━━━━━ Record list

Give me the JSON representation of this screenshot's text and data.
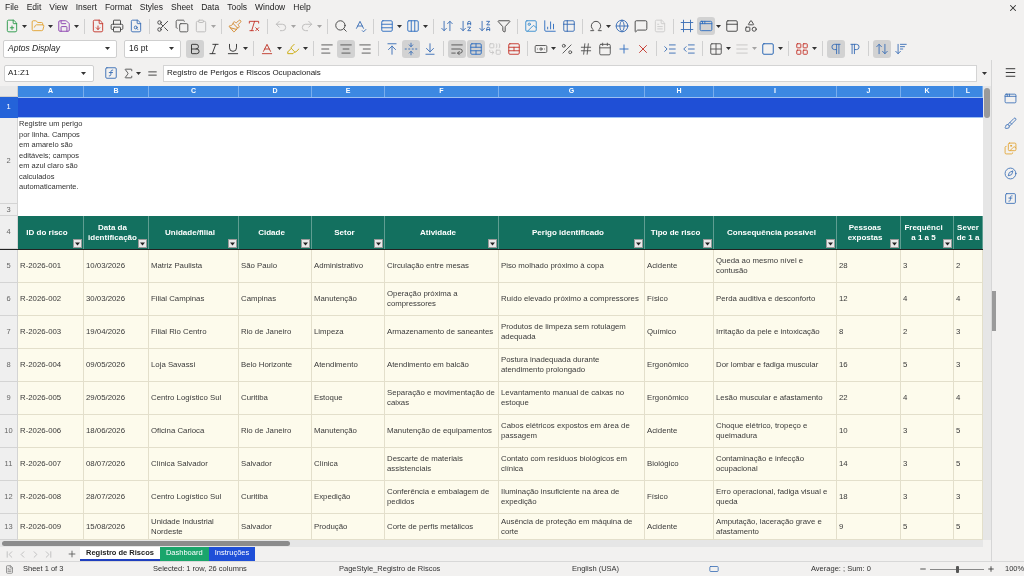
{
  "menu": [
    "File",
    "Edit",
    "View",
    "Insert",
    "Format",
    "Styles",
    "Sheet",
    "Data",
    "Tools",
    "Window",
    "Help"
  ],
  "standard_toolbar": {
    "disabled": {
      "paste": true,
      "undo": true,
      "redo": true,
      "headers_footers": true
    },
    "pressed": {
      "freeze": true
    }
  },
  "formatting_toolbar": {
    "font_name": "Aptos Display",
    "font_size": "16 pt",
    "pressed": {
      "bold": true,
      "italic": false,
      "underline": false,
      "align_left": false,
      "align_center": true,
      "align_right": false,
      "align_top": false,
      "align_middle": true,
      "align_bottom": false,
      "wrap_text": true,
      "merge_center": true,
      "left_to_right": true,
      "right_to_left": false,
      "stacked": true
    },
    "disabled": {
      "merge_cells": true,
      "border_style": true
    }
  },
  "formula_bar": {
    "name_box": "A1:Z1",
    "content": "Registro de Perigos e Riscos Ocupacionais"
  },
  "sheet": {
    "column_headers": [
      {
        "label": "A",
        "selected": true
      },
      {
        "label": "B",
        "selected": true
      },
      {
        "label": "C",
        "selected": true
      },
      {
        "label": "D",
        "selected": true
      },
      {
        "label": "E",
        "selected": true
      },
      {
        "label": "F",
        "selected": true
      },
      {
        "label": "G",
        "selected": true
      },
      {
        "label": "H",
        "selected": true
      },
      {
        "label": "I",
        "selected": true
      },
      {
        "label": "J",
        "selected": true
      },
      {
        "label": "K",
        "selected": true
      },
      {
        "label": "L",
        "selected": true
      }
    ],
    "row_headers": [
      {
        "label": "1",
        "selected": true
      },
      {
        "label": "2",
        "selected": false
      },
      {
        "label": "3",
        "selected": false
      },
      {
        "label": "4",
        "selected": false
      },
      {
        "label": "5",
        "selected": false
      },
      {
        "label": "6",
        "selected": false
      },
      {
        "label": "7",
        "selected": false
      },
      {
        "label": "8",
        "selected": false
      },
      {
        "label": "9",
        "selected": false
      },
      {
        "label": "10",
        "selected": false
      },
      {
        "label": "11",
        "selected": false
      },
      {
        "label": "12",
        "selected": false
      },
      {
        "label": "13",
        "selected": false
      }
    ],
    "note": "Registre um perigo por linha. Campos em amarelo são editáveis; campos em azul claro são calculados automaticamente.",
    "columns": [
      {
        "label": "ID do risco",
        "filter": true
      },
      {
        "label": "Data da identificação",
        "filter": true
      },
      {
        "label": "Unidade/filial",
        "filter": true
      },
      {
        "label": "Cidade",
        "filter": true
      },
      {
        "label": "Setor",
        "filter": true
      },
      {
        "label": "Atividade",
        "filter": true
      },
      {
        "label": "Perigo identificado",
        "filter": true
      },
      {
        "label": "Tipo de risco",
        "filter": true
      },
      {
        "label": "Consequência possível",
        "filter": true
      },
      {
        "label": "Pessoas expostas",
        "filter": true
      },
      {
        "label": "Frequência 1 a 5",
        "filter": true
      },
      {
        "label": "Sever de 1 a",
        "filter": false
      }
    ],
    "rows": [
      [
        "R-2026-001",
        "10/03/2026",
        "Matriz Paulista",
        "São Paulo",
        "Administrativo",
        "Circulação entre mesas",
        "Piso molhado próximo à copa",
        "Acidente",
        "Queda ao mesmo nível e contusão",
        "28",
        "3",
        "2"
      ],
      [
        "R-2026-002",
        "30/03/2026",
        "Filial Campinas",
        "Campinas",
        "Manutenção",
        "Operação próxima a compressores",
        "Ruído elevado próximo a compressores",
        "Físico",
        "Perda auditiva e desconforto",
        "12",
        "4",
        "4"
      ],
      [
        "R-2026-003",
        "19/04/2026",
        "Filial Rio Centro",
        "Rio de Janeiro",
        "Limpeza",
        "Armazenamento de saneantes",
        "Produtos de limpeza sem rotulagem adequada",
        "Químico",
        "Irritação da pele e intoxicação",
        "8",
        "2",
        "3"
      ],
      [
        "R-2026-004",
        "09/05/2026",
        "Loja Savassi",
        "Belo Horizonte",
        "Atendimento",
        "Atendimento em balcão",
        "Postura inadequada durante atendimento prolongado",
        "Ergonômico",
        "Dor lombar e fadiga muscular",
        "16",
        "5",
        "3"
      ],
      [
        "R-2026-005",
        "29/05/2026",
        "Centro Logístico Sul",
        "Curitiba",
        "Estoque",
        "Separação e movimentação de caixas",
        "Levantamento manual de caixas no estoque",
        "Ergonômico",
        "Lesão muscular e afastamento",
        "22",
        "4",
        "4"
      ],
      [
        "R-2026-006",
        "18/06/2026",
        "Oficina Carioca",
        "Rio de Janeiro",
        "Manutenção",
        "Manutenção de equipamentos",
        "Cabos elétricos expostos em área de passagem",
        "Acidente",
        "Choque elétrico, tropeço e queimadura",
        "10",
        "3",
        "5"
      ],
      [
        "R-2026-007",
        "08/07/2026",
        "Clínica Salvador",
        "Salvador",
        "Clínica",
        "Descarte de materiais assistenciais",
        "Contato com resíduos biológicos em clínica",
        "Biológico",
        "Contaminação e infecção ocupacional",
        "14",
        "3",
        "5"
      ],
      [
        "R-2026-008",
        "28/07/2026",
        "Centro Logístico Sul",
        "Curitiba",
        "Expedição",
        "Conferência e embalagem de pedidos",
        "Iluminação insuficiente na área de expedição",
        "Físico",
        "Erro operacional, fadiga visual e queda",
        "18",
        "3",
        "3"
      ],
      [
        "R-2026-009",
        "15/08/2026",
        "Unidade Industrial Nordeste",
        "Salvador",
        "Produção",
        "Corte de perfis metálicos",
        "Ausência de proteção em máquina de corte",
        "Acidente",
        "Amputação, laceração grave e afastamento",
        "9",
        "5",
        "5"
      ]
    ]
  },
  "sheet_tabs": [
    {
      "label": "Registro de Riscos",
      "selected": true,
      "color": "#1f3fbf"
    },
    {
      "label": "Dashboard",
      "selected": false,
      "color": "#1aa56b"
    },
    {
      "label": "Instruções",
      "selected": false,
      "color": "#1f4fd8"
    }
  ],
  "status_bar": {
    "sheet": "Sheet 1 of 3",
    "selection": "Selected: 1 row, 26 columns",
    "page_style": "PageStyle_Registro de Riscos",
    "language": "English (USA)",
    "summary": "Average: ; Sum: 0",
    "zoom": {
      "level": 0.5,
      "reading": "100%"
    }
  }
}
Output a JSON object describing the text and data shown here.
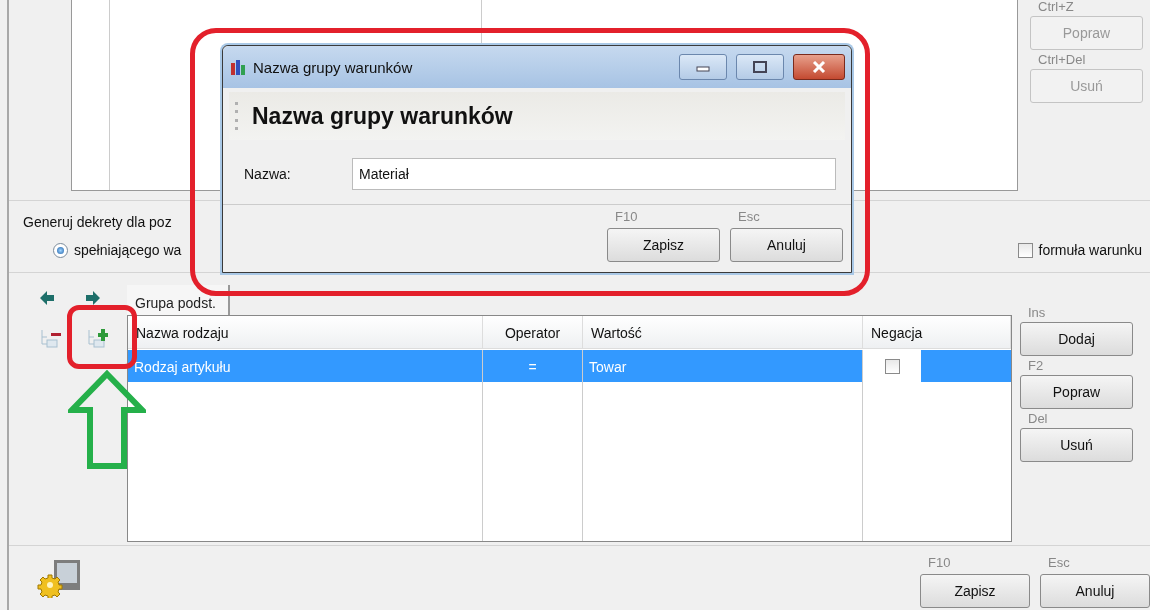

━━━━━━━━━━

Reproduce all of the material exactly, apart from the pictures.

Give me the JSON representation of this screenshot's text and data.
{
  "menu": [
    "File",
    "Edit",
    "View",
    "Insert",
    "Format",
    "Styles",
    "Sheet",
    "Data",
    "Tools",
    "Window",
    "Help"
  ],
  "standard_toolbar": {
    "disabled": {
      "paste": true,
      "undo": true,
      "redo": true,
      "headers_footers": true
    },
    "pressed": {
      "freeze": true
    }
  },
  "formatting_toolbar": {
    "font_name": "Aptos Display",
    "font_size": "16 pt",
    "pressed": {
      "bold": true,
      "italic": false,
      "underline": false,
      "align_left": false,
      "align_center": true,
      "align_right": false,
      "align_top": false,
      "align_middle": true,
      "align_bottom": false,
      "wrap_text": true,
      "merge_center": true,
      "left_to_right": true,
      "right_to_left": false,
      "stacked": true
    },
    "disabled": {
      "merge_cells": true,
      "border_style": true
    }
  },
  "formula_bar": {
    "name_box": "A1:Z1",
    "content": "Registro de Perigos e Riscos Ocupacionais"
  },
  "sheet": {
    "column_headers": [
      {
        "label": "A",
        "selected": true
      },
      {
        "label": "B",
        "selected": true
      },
      {
        "label": "C",
        "selected": true
      },
      {
        "label": "D",
        "selected": true
      },
      {
        "label": "E",
        "selected": true
      },
      {
        "label": "F",
        "selected": true
      },
      {
        "label": "G",
        "selected": true
      },
      {
        "label": "H",
        "selected": true
      },
      {
        "label": "I",
        "selected": true
      },
      {
        "label": "J",
        "selected": true
      },
      {
        "label": "K",
        "selected": true
      },
      {
        "label": "L",
        "selected": true
      }
    ],
    "row_headers": [
      {
        "label": "1",
        "selected": true
      },
      {
        "label": "2",
        "selected": false
      },
      {
        "label": "3",
        "selected": false
      },
      {
        "label": "4",
        "selected": false
      },
      {
        "label": "5",
        "selected": false
      },
      {
        "label": "6",
        "selected": false
      },
      {
        "label": "7",
        "selected": false
      },
      {
        "label": "8",
        "selected": false
      },
      {
        "label": "9",
        "selected": false
      },
      {
        "label": "10",
        "selected": false
      },
      {
        "label": "11",
        "selected": false
      },
      {
        "label": "12",
        "selected": false
      },
      {
        "label": "13",
        "selected": false
      }
    ],
    "note": "Registre um perigo por linha. Campos em amarelo são editáveis; campos em azul claro são calculados automaticamente.",
    "columns": [
      {
        "label": "ID do risco",
        "filter": true
      },
      {
        "label": "Data da identificação",
        "filter": true
      },
      {
        "label": "Unidade/filial",
        "filter": true
      },
      {
        "label": "Cidade",
        "filter": true
      },
      {
        "label": "Setor",
        "filter": true
      },
      {
        "label": "Atividade",
        "filter": true
      },
      {
        "label": "Perigo identificado",
        "filter": true
      },
      {
        "label": "Tipo de risco",
        "filter": true
      },
      {
        "label": "Consequência possível",
        "filter": true
      },
      {
        "label": "Pessoas expostas",
        "filter": true
      },
      {
        "label": "Frequência 1 a 5",
        "filter": true
      },
      {
        "label": "Sever de 1 a",
        "filter": false
      }
    ],
    "rows": [
      [
        "R-2026-001",
        "10/03/2026",
        "Matriz Paulista",
        "São Paulo",
        "Administrativo",
        "Circulação entre mesas",
        "Piso molhado próximo à copa",
        "Acidente",
        "Queda ao mesmo nível e contusão",
        "28",
        "3",
        "2"
      ],
      [
        "R-2026-002",
        "30/03/2026",
        "Filial Campinas",
        "Campinas",
        "Manutenção",
        "Operação próxima a compressores",
        "Ruído elevado próximo a compressores",
        "Físico",
        "Perda auditiva e desconforto",
        "12",
        "4",
        "4"
      ],
      [
        "R-2026-003",
        "19/04/2026",
        "Filial Rio Centro",
        "Rio de Janeiro",
        "Limpeza",
        "Armazenamento de saneantes",
        "Produtos de limpeza sem rotulagem adequada",
        "Químico",
        "Irritação da pele e intoxicação",
        "8",
        "2",
        "3"
      ],
      [
        "R-2026-004",
        "09/05/2026",
        "Loja Savassi",
        "Belo Horizonte",
        "Atendimento",
        "Atendimento em balcão",
        "Postura inadequada durante atendimento prolongado",
        "Ergonômico",
        "Dor lombar e fadiga muscular",
        "16",
        "5",
        "3"
      ],
      [
        "R-2026-005",
        "29/05/2026",
        "Centro Logístico Sul",
        "Curitiba",
        "Estoque",
        "Separação e movimentação de caixas",
        "Levantamento manual de caixas no estoque",
        "Ergonômico",
        "Lesão muscular e afastamento",
        "22",
        "4",
        "4"
      ],
      [
        "R-2026-006",
        "18/06/2026",
        "Oficina Carioca",
        "Rio de Janeiro",
        "Manutenção",
        "Manutenção de equipamentos",
        "Cabos elétricos expostos em área de passagem",
        "Acidente",
        "Choque elétrico, tropeço e queimadura",
        "10",
        "3",
        "5"
      ],
      [
        "R-2026-007",
        "08/07/2026",
        "Clínica Salvador",
        "Salvador",
        "Clínica",
        "Descarte de materiais assistenciais",
        "Contato com resíduos biológicos em clínica",
        "Biológico",
        "Contaminação e infecção ocupacional",
        "14",
        "3",
        "5"
      ],
      [
        "R-2026-008",
        "28/07/2026",
        "Centro Logístico Sul",
        "Curitiba",
        "Expedição",
        "Conferência e embalagem de pedidos",
        "Iluminação insuficiente na área de expedição",
        "Físico",
        "Erro operacional, fadiga visual e queda",
        "18",
        "3",
        "3"
      ],
      [
        "R-2026-009",
        "15/08/2026",
        "Unidade Industrial Nordeste",
        "Salvador",
        "Produção",
        "Corte de perfis metálicos",
        "Ausência de proteção em máquina de corte",
        "Acidente",
        "Amputação, laceração grave e afastamento",
        "9",
        "5",
        "5"
      ]
    ]
  },
  "sheet_tabs": [
    {
      "label": "Registro de Riscos",
      "selected": true,
      "color": "#1f3fbf"
    },
    {
      "label": "Dashboard",
      "selected": false,
      "color": "#1aa56b"
    },
    {
      "label": "Instruções",
      "selected": false,
      "color": "#1f4fd8"
    }
  ],
  "status_bar": {
    "sheet": "Sheet 1 of 3",
    "selection": "Selected: 1 row, 26 columns",
    "page_style": "PageStyle_Registro de Riscos",
    "language": "English (USA)",
    "summary": "Average: ; Sum: 0",
    "zoom": {
      "level": 0.5,
      "reading": "100%"
    }
  }
}
Output a JSON object describing the text and data shown here.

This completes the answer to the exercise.